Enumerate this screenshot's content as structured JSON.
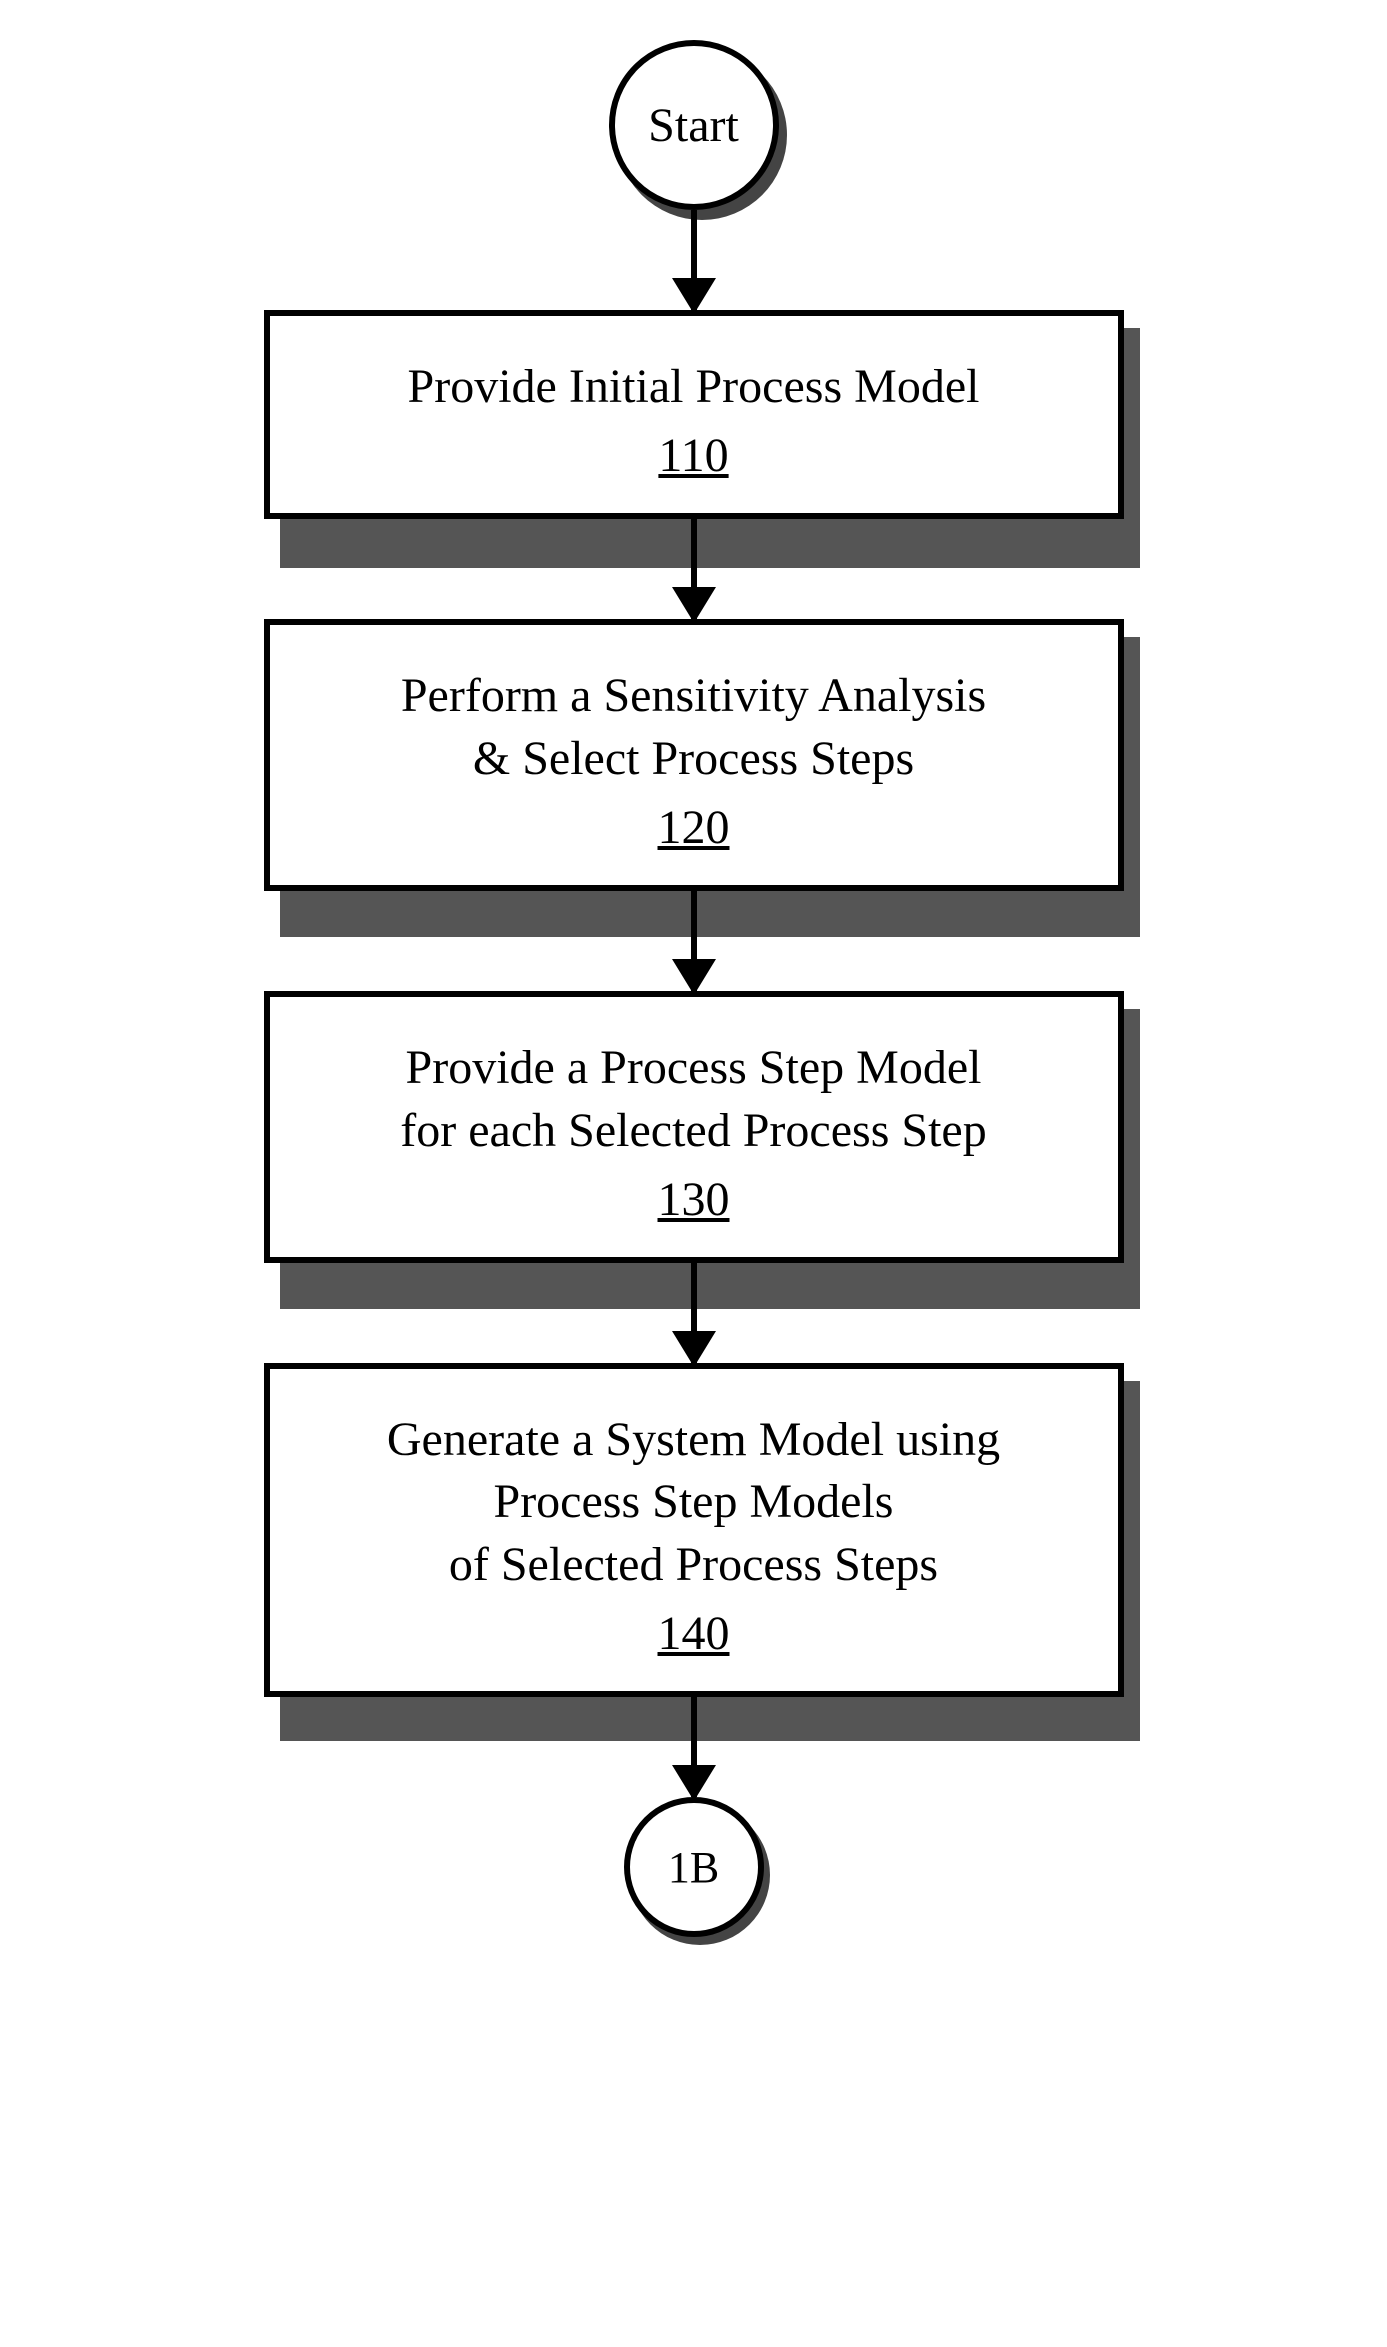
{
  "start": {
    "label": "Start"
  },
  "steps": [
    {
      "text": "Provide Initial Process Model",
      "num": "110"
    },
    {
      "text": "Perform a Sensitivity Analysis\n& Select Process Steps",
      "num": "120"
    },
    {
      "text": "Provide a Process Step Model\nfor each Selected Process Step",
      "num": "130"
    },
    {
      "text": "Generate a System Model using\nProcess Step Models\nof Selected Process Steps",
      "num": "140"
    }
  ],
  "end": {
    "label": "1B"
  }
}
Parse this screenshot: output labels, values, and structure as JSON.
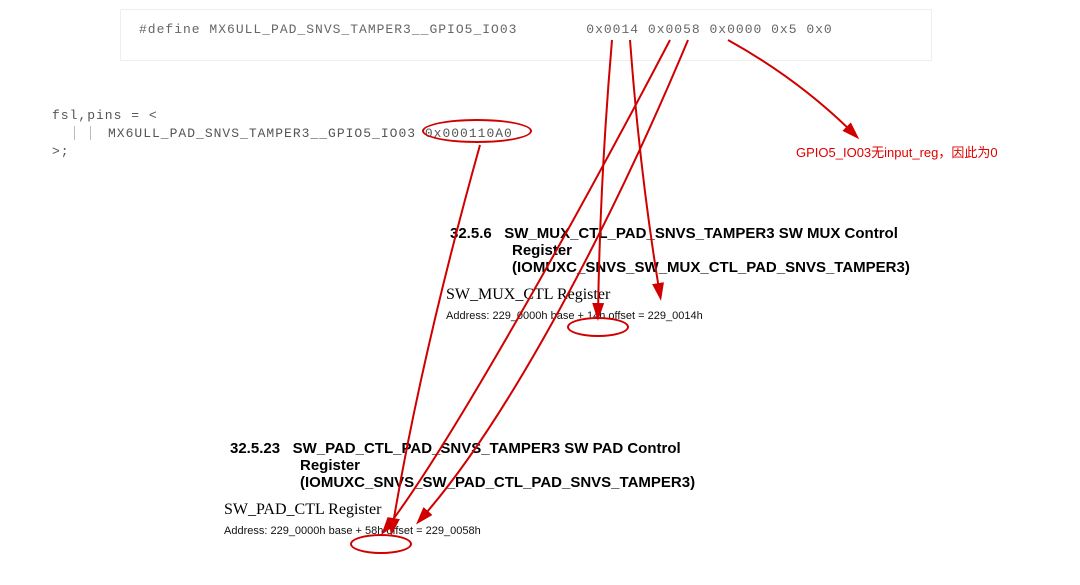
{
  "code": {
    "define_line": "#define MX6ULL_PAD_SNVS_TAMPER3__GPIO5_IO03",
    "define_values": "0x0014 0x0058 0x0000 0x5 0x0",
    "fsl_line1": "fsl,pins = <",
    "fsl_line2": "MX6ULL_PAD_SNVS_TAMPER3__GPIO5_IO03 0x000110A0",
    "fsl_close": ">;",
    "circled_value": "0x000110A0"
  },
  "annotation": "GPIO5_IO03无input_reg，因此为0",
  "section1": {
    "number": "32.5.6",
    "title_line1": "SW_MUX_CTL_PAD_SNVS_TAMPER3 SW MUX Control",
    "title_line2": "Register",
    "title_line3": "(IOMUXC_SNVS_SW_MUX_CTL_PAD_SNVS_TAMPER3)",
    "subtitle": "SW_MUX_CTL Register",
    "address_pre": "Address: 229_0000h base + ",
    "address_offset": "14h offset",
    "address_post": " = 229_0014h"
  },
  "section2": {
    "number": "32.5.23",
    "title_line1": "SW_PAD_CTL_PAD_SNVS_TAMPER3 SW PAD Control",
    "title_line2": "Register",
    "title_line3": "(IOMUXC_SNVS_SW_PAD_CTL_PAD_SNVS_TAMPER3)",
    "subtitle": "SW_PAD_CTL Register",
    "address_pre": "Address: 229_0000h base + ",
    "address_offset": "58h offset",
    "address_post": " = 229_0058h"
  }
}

...

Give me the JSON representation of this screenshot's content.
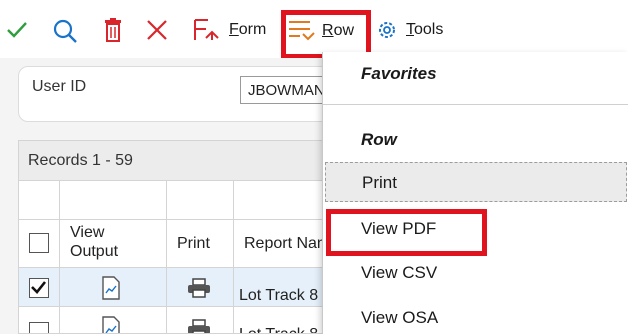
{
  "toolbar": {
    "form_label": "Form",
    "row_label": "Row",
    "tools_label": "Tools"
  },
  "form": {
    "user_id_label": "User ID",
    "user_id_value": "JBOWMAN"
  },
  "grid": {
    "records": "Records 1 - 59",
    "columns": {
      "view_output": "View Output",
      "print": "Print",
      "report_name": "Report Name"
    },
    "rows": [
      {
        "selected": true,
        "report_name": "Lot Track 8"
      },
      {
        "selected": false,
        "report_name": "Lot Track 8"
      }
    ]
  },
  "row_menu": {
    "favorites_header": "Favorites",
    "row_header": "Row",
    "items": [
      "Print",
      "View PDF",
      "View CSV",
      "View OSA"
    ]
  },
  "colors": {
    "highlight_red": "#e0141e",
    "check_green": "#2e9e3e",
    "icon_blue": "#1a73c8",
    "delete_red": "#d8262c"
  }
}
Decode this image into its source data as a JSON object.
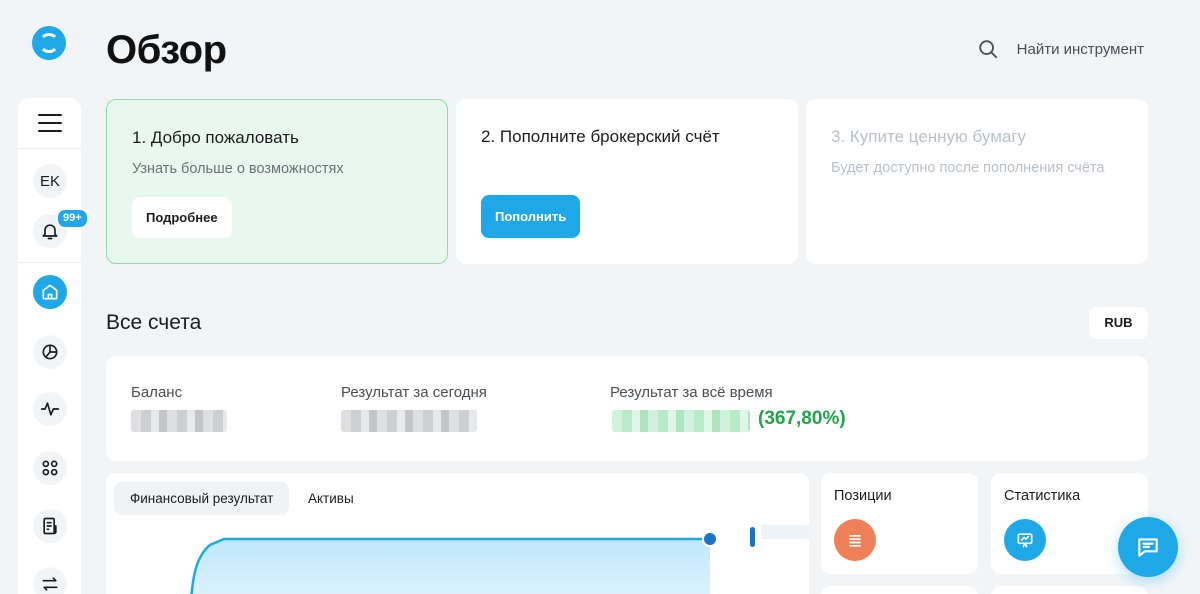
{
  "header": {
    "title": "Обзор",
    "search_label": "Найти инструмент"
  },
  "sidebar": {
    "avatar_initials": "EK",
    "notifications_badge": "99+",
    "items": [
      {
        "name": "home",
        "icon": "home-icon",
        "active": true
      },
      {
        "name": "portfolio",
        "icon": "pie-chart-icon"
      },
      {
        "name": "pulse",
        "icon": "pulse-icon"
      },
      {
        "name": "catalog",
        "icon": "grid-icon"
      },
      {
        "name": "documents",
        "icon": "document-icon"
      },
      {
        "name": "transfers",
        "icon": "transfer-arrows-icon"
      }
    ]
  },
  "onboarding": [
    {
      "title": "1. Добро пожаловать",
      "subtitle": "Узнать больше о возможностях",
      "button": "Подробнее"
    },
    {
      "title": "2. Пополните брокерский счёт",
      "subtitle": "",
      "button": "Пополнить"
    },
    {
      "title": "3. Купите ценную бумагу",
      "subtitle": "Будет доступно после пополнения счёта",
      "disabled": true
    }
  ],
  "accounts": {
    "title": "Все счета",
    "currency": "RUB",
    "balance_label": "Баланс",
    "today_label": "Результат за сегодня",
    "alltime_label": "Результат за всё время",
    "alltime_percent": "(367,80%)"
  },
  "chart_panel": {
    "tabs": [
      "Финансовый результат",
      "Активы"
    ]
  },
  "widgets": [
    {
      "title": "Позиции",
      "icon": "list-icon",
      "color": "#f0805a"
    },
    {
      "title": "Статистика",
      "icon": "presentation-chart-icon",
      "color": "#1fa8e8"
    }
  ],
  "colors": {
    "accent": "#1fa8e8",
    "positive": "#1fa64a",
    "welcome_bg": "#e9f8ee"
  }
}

* * *

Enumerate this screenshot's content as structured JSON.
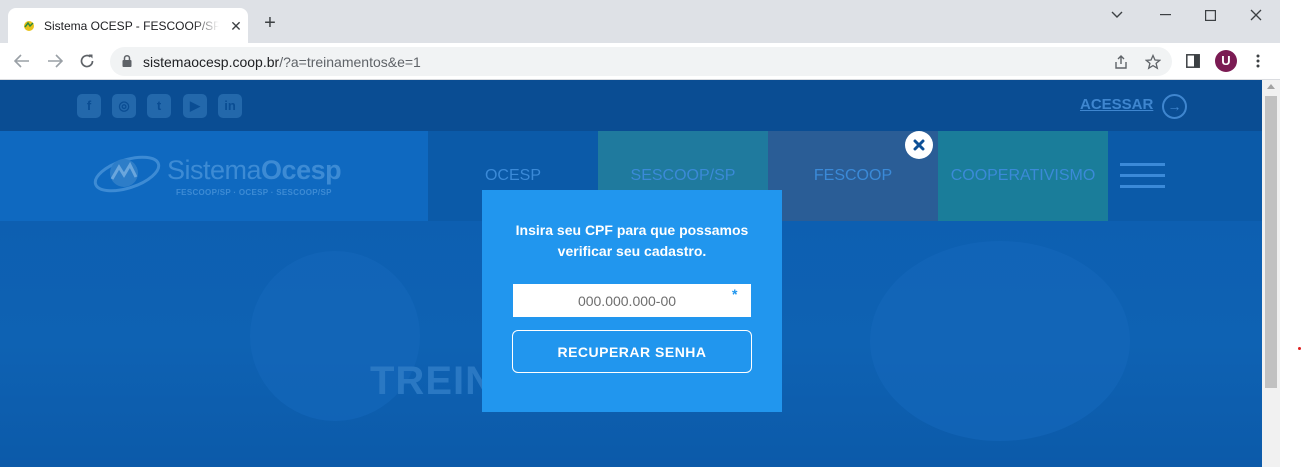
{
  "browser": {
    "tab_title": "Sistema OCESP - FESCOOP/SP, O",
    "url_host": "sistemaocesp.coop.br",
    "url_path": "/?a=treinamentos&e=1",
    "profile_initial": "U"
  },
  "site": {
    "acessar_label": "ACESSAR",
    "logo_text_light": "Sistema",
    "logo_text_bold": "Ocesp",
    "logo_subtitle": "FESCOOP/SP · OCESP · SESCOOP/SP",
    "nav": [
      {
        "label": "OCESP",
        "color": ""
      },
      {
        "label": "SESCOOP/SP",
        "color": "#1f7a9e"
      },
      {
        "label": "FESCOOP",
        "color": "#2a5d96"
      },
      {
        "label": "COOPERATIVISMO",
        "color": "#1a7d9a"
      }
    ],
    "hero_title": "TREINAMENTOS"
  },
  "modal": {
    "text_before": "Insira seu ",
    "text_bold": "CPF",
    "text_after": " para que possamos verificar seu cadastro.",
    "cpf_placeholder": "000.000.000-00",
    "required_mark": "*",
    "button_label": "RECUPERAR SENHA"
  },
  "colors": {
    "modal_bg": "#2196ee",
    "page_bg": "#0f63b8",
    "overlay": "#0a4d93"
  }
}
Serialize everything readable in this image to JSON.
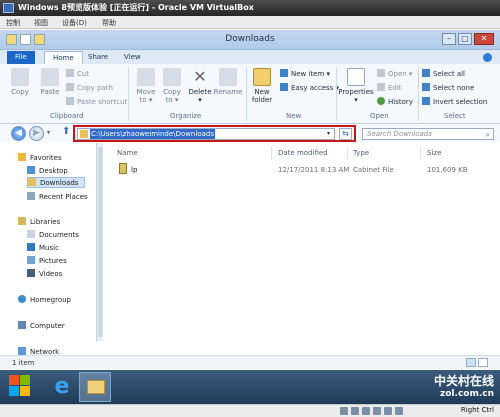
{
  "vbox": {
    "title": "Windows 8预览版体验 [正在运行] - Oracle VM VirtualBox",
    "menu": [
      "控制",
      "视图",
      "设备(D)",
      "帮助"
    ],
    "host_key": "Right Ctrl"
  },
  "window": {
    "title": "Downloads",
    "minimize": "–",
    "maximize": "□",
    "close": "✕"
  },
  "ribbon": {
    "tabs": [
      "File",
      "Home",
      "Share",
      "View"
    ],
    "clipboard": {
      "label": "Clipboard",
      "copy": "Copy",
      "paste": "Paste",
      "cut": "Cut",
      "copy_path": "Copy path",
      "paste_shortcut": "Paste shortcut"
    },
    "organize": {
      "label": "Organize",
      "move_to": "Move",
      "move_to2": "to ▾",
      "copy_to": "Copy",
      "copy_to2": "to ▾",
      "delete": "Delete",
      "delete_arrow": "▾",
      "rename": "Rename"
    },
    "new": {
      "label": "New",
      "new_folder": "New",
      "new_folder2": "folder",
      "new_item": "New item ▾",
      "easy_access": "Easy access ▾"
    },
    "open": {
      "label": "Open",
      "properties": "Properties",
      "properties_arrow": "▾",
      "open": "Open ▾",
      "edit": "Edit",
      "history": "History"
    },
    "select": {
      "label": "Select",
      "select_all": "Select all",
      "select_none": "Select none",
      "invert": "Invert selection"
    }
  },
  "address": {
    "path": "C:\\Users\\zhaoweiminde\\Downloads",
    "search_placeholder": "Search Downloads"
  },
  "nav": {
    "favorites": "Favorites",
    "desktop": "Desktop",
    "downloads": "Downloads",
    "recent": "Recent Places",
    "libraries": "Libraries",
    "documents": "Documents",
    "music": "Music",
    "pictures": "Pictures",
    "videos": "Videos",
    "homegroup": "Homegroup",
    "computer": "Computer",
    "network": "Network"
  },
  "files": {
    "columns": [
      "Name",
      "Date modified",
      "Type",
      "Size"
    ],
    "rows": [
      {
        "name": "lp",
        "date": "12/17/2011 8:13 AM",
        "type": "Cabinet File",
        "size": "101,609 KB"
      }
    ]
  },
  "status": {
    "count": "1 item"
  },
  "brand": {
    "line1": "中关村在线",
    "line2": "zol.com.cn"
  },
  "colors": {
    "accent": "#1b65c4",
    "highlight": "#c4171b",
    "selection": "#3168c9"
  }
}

# [PROBLEM REQUIREMENTS]
What is the number of lines in the data above that include the word "selection"? Answer with that number only.

# [RESPONSE TO THIS TASK]
2